▸ **Extracts from a graphics dataset**
— begin —

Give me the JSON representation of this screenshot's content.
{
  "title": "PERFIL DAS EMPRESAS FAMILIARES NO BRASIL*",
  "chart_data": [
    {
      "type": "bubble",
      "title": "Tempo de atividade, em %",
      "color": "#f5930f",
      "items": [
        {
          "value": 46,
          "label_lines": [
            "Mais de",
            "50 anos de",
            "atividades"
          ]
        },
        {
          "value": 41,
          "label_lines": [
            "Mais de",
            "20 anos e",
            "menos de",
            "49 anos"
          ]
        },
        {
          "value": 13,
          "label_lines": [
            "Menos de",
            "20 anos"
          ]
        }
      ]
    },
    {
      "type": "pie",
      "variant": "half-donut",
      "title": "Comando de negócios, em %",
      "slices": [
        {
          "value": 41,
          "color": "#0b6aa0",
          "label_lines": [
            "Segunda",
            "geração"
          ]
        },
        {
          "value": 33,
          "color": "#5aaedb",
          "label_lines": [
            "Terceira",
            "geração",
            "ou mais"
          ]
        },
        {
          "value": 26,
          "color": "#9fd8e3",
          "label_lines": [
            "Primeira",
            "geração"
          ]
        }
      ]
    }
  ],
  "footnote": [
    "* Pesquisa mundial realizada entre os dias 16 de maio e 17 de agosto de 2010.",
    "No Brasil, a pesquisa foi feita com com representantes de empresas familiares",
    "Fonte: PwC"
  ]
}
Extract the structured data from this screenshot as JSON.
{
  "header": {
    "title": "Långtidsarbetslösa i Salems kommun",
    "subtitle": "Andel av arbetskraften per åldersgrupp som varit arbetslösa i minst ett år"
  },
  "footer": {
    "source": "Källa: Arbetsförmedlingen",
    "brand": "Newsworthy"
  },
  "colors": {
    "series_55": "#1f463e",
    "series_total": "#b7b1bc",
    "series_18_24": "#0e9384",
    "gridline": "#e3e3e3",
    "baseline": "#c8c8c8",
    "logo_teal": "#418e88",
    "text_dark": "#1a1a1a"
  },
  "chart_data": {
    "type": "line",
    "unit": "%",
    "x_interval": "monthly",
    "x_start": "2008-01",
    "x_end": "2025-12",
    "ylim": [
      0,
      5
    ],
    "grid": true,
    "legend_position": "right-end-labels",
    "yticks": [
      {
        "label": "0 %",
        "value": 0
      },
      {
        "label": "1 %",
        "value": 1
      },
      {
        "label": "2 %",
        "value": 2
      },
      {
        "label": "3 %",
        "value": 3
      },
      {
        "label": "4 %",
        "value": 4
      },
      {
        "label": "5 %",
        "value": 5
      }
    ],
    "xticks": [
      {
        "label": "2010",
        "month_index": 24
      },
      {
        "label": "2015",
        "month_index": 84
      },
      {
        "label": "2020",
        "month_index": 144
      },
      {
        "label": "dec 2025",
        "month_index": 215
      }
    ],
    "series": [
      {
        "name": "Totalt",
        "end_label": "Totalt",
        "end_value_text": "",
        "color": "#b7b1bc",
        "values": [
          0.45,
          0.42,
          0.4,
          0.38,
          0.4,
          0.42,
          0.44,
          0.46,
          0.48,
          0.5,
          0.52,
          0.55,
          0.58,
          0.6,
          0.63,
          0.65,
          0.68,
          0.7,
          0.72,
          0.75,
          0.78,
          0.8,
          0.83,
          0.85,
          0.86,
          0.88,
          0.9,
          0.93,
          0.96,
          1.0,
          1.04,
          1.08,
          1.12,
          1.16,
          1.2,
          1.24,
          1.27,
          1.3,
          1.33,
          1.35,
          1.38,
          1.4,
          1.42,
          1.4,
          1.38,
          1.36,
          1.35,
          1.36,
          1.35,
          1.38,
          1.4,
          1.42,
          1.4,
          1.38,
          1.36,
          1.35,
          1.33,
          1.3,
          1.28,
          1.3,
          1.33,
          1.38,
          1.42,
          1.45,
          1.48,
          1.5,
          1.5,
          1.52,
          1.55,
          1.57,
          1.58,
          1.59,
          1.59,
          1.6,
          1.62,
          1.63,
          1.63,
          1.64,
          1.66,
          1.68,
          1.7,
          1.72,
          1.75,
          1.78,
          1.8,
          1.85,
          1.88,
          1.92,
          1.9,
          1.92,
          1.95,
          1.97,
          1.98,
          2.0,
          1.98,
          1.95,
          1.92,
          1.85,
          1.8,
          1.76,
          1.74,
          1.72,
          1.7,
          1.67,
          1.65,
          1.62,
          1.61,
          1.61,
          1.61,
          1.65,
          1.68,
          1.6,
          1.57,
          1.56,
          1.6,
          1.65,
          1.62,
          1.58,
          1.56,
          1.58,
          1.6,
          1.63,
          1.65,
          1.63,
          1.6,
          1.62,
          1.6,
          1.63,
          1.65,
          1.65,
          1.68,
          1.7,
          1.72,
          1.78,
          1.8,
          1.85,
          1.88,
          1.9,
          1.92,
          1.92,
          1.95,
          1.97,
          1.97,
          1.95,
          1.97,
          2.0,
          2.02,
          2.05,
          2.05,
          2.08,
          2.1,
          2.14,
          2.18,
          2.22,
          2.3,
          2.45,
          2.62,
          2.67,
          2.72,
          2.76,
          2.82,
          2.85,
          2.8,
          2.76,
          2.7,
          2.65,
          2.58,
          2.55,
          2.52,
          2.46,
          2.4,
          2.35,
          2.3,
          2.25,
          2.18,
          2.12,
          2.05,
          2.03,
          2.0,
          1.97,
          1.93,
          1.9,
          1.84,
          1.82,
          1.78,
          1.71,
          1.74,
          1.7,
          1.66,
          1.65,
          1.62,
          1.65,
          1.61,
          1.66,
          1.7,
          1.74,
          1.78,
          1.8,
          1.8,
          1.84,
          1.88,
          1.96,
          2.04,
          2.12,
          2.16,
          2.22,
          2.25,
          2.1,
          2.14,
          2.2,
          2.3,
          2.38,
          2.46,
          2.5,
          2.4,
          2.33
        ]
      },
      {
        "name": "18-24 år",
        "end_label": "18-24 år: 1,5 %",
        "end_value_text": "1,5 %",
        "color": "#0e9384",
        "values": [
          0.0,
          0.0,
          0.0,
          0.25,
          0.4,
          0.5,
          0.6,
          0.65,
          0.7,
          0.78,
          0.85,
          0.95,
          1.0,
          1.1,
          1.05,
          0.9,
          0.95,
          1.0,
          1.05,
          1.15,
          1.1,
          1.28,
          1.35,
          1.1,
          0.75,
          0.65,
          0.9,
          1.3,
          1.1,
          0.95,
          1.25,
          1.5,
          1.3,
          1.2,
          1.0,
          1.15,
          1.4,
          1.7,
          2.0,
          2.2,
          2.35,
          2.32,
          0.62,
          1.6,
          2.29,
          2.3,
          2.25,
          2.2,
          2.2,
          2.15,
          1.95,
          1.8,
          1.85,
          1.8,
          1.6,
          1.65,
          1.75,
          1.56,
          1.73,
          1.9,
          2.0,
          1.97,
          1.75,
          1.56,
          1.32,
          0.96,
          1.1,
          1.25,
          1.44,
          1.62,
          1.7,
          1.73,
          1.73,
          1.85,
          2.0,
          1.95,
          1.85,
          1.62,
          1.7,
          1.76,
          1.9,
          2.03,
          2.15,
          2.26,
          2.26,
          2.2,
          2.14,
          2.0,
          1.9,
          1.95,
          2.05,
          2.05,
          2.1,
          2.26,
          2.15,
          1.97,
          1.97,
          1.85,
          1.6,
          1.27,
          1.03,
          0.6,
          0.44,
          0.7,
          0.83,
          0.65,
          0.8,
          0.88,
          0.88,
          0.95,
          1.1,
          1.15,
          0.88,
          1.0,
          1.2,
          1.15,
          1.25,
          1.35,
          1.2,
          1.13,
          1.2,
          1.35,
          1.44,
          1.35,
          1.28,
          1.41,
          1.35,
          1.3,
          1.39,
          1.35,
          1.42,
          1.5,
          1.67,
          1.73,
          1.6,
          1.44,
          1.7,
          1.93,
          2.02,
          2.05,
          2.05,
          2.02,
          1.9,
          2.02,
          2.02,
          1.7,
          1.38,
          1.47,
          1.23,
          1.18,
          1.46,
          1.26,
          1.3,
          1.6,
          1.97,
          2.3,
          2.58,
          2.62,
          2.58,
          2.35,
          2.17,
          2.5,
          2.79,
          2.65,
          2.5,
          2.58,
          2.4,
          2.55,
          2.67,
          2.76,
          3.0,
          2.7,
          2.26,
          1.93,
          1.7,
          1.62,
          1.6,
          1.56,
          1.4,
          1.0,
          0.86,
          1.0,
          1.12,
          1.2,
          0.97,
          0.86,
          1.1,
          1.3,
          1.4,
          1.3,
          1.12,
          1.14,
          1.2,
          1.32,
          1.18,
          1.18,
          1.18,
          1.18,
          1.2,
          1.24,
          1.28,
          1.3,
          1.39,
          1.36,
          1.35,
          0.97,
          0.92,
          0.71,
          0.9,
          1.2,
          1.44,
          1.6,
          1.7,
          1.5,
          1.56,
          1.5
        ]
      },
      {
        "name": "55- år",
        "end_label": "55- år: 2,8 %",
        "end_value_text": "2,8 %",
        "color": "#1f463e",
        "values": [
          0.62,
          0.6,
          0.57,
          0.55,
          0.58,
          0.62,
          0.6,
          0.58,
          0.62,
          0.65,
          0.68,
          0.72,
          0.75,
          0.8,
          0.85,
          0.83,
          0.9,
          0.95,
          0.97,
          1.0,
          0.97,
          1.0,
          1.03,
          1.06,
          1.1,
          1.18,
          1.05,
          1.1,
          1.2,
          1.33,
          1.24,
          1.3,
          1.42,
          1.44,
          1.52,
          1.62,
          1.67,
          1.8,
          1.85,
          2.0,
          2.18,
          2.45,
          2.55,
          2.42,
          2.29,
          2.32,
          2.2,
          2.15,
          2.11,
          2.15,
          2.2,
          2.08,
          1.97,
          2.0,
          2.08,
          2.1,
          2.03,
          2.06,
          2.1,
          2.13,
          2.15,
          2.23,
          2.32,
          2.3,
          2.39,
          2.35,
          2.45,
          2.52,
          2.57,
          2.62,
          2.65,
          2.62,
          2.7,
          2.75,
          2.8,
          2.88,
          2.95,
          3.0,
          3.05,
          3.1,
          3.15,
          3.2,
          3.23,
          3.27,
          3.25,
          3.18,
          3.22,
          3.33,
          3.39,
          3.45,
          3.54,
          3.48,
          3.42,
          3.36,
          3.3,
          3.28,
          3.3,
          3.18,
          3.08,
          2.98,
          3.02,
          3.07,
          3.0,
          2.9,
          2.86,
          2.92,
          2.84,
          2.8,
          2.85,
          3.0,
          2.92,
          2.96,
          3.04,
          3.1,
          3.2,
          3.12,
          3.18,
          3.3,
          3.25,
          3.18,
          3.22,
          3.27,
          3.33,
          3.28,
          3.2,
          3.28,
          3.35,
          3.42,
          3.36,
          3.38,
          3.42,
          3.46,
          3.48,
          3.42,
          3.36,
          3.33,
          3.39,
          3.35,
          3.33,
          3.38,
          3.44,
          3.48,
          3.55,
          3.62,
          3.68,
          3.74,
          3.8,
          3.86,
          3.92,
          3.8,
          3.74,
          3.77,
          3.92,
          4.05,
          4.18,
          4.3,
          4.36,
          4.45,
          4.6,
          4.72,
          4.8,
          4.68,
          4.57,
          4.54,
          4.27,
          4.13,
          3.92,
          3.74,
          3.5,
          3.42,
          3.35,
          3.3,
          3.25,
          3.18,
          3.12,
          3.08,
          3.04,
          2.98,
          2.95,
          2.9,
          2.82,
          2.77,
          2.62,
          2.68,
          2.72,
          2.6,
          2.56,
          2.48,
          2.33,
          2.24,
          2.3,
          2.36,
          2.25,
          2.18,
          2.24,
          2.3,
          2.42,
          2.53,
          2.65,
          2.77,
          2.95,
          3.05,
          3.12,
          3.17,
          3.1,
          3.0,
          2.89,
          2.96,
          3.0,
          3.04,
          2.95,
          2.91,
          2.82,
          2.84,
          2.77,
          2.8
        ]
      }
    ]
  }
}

— end —

Of the lines in this listing, how many contain "JSON"? Reply with the number and nothing more.

▸ **Solution to the exercise**
2